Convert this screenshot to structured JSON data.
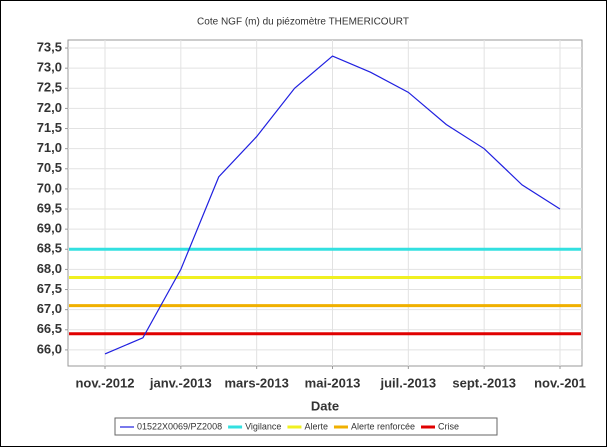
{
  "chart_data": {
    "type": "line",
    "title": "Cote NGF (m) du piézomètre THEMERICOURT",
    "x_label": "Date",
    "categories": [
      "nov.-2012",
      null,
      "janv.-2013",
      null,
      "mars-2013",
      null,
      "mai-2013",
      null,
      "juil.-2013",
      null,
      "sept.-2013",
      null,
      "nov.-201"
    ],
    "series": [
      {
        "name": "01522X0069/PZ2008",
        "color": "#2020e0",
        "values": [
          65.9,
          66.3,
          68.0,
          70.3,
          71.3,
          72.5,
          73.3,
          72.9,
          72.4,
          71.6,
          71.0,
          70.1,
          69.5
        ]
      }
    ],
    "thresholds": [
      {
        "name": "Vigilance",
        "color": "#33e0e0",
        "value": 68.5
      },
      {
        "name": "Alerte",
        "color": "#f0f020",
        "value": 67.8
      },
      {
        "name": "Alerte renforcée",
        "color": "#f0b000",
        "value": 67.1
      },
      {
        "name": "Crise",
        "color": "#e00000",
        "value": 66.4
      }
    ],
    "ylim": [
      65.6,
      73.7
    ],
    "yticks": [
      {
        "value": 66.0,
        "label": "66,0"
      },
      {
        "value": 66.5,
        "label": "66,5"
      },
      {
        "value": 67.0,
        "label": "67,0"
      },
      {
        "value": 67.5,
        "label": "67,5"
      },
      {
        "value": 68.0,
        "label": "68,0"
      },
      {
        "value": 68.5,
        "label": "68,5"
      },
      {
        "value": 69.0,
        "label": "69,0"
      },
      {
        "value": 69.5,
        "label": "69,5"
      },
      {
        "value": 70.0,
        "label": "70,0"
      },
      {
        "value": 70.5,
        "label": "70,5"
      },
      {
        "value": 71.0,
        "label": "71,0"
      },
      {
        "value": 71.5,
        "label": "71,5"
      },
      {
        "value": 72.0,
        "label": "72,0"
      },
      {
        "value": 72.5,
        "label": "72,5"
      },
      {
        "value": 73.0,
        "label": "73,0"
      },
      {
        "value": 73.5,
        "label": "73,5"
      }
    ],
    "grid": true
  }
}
==
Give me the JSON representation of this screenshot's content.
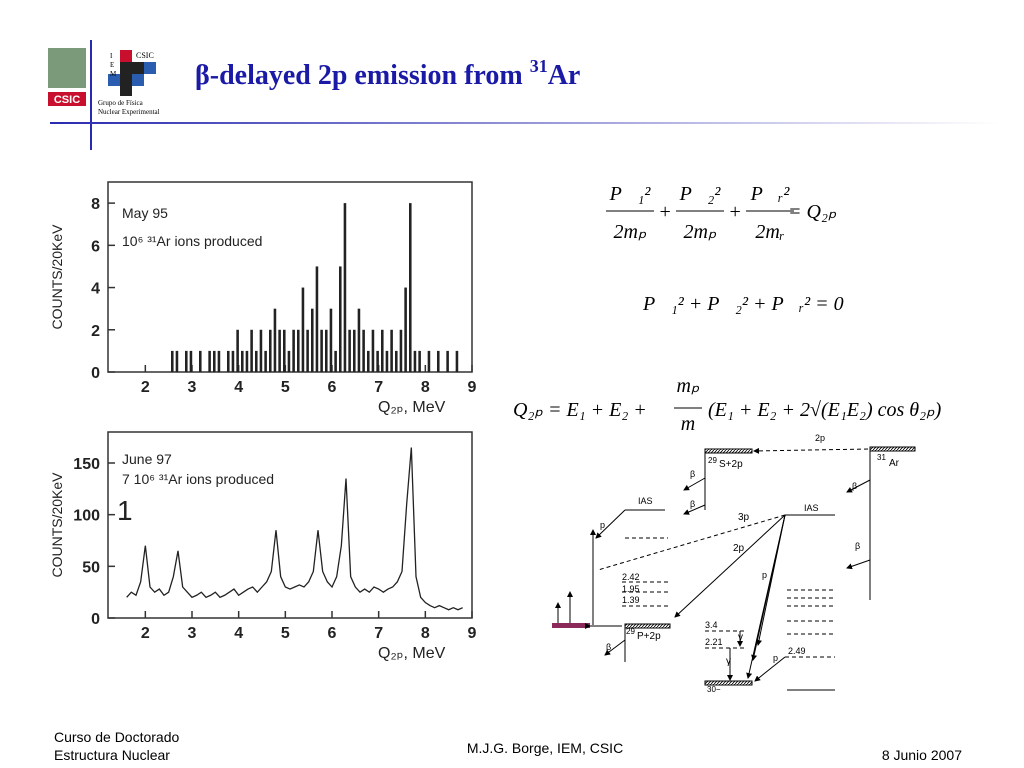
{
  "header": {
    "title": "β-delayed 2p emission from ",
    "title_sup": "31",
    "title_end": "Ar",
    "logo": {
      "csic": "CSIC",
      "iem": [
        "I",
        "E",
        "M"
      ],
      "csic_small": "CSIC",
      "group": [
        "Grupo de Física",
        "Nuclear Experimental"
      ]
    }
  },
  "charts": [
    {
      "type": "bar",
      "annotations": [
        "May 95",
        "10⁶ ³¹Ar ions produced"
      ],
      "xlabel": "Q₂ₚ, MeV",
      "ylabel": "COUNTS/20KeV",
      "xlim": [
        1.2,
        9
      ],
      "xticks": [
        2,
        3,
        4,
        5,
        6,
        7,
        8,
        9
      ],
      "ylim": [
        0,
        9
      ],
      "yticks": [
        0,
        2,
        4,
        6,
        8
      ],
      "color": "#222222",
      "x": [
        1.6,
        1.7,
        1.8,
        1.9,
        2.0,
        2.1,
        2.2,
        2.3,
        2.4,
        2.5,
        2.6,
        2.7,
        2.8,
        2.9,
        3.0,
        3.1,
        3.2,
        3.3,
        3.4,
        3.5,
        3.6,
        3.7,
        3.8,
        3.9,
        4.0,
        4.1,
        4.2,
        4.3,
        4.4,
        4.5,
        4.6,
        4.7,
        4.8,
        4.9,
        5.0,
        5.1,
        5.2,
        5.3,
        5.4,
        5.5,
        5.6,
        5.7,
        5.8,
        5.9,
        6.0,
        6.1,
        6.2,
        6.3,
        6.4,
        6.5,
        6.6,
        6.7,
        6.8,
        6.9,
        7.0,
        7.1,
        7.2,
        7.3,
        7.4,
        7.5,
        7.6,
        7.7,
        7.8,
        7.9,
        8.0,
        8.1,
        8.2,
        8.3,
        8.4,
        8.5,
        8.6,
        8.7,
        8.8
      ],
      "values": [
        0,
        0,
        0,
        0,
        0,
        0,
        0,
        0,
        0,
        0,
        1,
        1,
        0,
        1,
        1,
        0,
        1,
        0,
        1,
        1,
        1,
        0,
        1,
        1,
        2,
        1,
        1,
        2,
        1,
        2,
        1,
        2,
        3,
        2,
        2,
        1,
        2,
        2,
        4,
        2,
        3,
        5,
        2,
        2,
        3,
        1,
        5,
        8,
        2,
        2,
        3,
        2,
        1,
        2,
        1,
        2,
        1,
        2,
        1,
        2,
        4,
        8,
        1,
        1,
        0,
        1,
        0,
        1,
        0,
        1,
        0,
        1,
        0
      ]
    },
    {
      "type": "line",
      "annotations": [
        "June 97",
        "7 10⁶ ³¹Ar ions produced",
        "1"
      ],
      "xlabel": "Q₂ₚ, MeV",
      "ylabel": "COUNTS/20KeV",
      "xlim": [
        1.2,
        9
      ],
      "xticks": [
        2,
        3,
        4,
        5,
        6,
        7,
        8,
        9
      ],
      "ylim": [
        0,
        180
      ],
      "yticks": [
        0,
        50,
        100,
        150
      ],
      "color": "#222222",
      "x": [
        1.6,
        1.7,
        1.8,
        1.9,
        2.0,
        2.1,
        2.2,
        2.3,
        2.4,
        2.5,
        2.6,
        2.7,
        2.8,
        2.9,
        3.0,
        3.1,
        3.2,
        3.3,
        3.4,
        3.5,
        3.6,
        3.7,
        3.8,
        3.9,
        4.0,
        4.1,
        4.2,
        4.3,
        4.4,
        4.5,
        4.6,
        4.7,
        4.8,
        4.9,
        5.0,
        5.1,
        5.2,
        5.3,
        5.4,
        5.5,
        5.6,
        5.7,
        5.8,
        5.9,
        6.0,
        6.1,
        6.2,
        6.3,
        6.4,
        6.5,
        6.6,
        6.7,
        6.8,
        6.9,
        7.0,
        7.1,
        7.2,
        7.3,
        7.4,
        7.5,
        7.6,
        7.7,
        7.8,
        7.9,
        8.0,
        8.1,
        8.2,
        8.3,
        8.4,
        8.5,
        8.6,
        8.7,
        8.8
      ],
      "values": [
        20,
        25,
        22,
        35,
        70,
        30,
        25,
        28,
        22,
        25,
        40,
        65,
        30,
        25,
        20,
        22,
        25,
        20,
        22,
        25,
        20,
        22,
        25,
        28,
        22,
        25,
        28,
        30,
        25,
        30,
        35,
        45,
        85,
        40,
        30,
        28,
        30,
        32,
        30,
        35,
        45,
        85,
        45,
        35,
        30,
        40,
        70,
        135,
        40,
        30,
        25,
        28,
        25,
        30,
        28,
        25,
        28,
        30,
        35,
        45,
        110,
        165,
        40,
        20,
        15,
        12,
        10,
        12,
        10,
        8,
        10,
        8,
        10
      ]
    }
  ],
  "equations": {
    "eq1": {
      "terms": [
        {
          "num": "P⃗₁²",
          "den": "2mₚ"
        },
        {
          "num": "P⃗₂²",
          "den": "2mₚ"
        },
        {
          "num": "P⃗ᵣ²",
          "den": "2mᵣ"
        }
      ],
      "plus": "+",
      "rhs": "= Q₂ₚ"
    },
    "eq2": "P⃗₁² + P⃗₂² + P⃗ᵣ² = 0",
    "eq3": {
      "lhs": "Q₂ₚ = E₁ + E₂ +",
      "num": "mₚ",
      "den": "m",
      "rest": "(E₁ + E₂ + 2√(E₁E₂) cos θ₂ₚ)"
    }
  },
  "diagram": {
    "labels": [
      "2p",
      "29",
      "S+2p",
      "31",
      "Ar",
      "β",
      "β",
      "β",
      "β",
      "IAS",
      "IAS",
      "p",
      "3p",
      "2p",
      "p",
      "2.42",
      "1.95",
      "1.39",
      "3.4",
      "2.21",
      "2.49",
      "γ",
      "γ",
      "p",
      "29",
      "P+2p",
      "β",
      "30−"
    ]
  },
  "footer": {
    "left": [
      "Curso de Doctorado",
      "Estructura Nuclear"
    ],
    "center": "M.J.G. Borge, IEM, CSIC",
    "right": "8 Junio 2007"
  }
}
---
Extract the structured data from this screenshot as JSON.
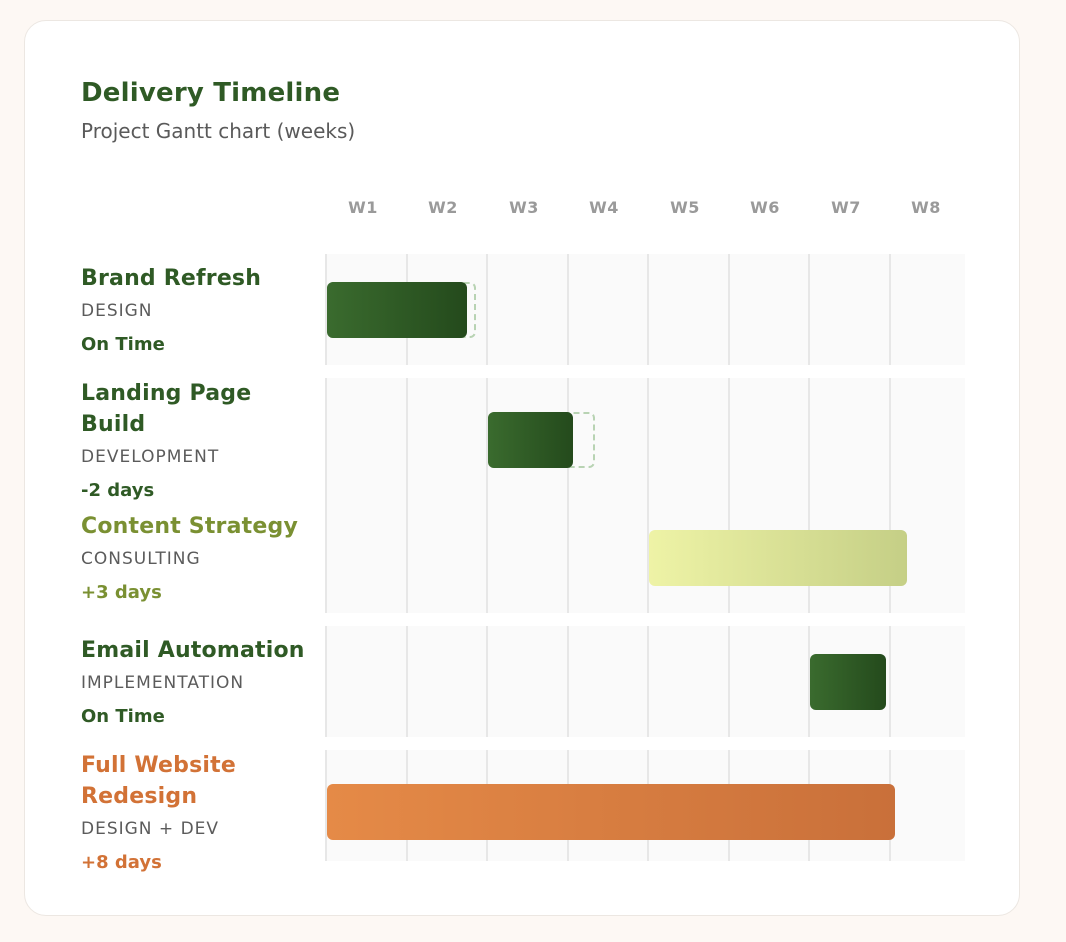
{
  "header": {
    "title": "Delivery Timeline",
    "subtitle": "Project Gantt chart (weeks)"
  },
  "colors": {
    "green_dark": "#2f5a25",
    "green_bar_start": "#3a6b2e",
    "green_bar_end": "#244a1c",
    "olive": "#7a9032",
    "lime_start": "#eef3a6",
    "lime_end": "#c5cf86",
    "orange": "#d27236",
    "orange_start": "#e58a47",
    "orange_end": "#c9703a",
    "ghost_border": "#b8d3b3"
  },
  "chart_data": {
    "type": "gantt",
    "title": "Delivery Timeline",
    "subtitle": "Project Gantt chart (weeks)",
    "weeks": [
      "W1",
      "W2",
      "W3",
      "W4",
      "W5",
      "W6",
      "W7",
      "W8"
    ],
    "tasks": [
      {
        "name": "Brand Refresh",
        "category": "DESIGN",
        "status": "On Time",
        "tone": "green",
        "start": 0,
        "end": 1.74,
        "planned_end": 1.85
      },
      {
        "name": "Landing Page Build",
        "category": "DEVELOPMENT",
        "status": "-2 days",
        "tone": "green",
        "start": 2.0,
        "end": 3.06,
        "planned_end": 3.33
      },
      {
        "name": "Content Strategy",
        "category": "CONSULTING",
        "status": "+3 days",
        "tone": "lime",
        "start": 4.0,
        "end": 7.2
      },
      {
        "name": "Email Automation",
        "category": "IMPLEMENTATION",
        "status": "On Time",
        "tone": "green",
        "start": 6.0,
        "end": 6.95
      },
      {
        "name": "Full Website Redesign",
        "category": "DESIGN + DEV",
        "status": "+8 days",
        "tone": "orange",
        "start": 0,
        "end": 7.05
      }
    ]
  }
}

**GIVEN REQUEST:** Among the entries above, how many lines hold the string "days"? Give the number by itself.

**WRITTEN SOLUTION:** 3